* DESCRIPTION OF THE TASK *
Quote every line as written. Omit pictures.

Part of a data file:
--- START ---
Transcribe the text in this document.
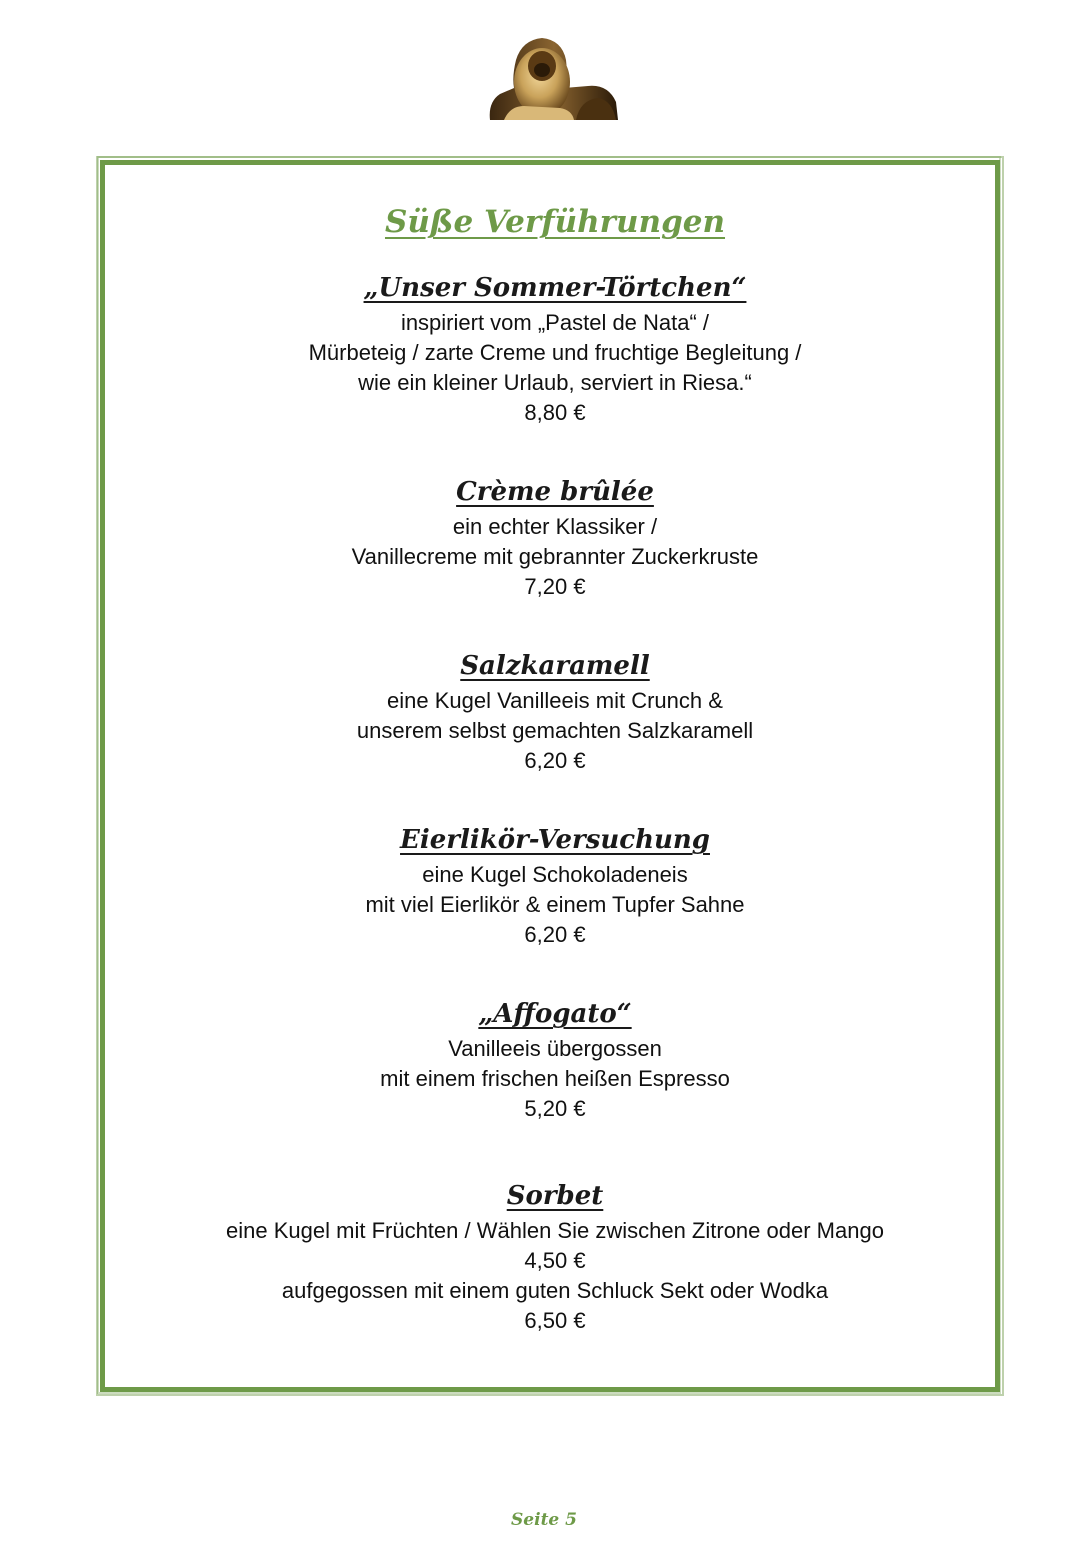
Süße Verführungen
„Unser Sommer-Törtchen“
inspiriert vom „Pastel de Nata“ /
Mürbeteig / zarte Creme und fruchtige Begleitung /
wie ein kleiner Urlaub, serviert in Riesa.“
8,80 €
Crème brûlée
ein echter Klassiker /
Vanillecreme mit gebrannter Zuckerkruste
7,20 €
Salzkaramell
eine Kugel Vanilleeis mit Crunch &
unserem selbst gemachten Salzkaramell
6,20 €
Eierlikör-Versuchung
eine Kugel Schokoladeneis
mit viel Eierlikör & einem Tupfer Sahne
6,20 €
„Affogato“
Vanilleeis übergossen
mit einem frischen heißen Espresso
5,20 €
Sorbet
eine Kugel mit Früchten / Wählen Sie zwischen Zitrone oder Mango
4,50 €
aufgegossen mit einem guten Schluck Sekt oder Wodka
6,50 €
Seite 5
--- END ---
* SOLUTION *
Transcribe the text in this document.
Süße Verführungen
„Unser Sommer-Törtchen“
inspiriert vom „Pastel de Nata“ /
Mürbeteig / zarte Creme und fruchtige Begleitung /
wie ein kleiner Urlaub, serviert in Riesa.“
8,80 €
Crème brûlée
ein echter Klassiker /
Vanillecreme mit gebrannter Zuckerkruste
7,20 €
Salzkaramell
eine Kugel Vanilleeis mit Crunch &
unserem selbst gemachten Salzkaramell
6,20 €
Eierlikör-Versuchung
eine Kugel Schokoladeneis
mit viel Eierlikör & einem Tupfer Sahne
6,20 €
„Affogato“
Vanilleeis übergossen
mit einem frischen heißen Espresso
5,20 €
Sorbet
eine Kugel mit Früchten / Wählen Sie zwischen Zitrone oder Mango
4,50 €
aufgegossen mit einem guten Schluck Sekt oder Wodka
6,50 €
Seite 5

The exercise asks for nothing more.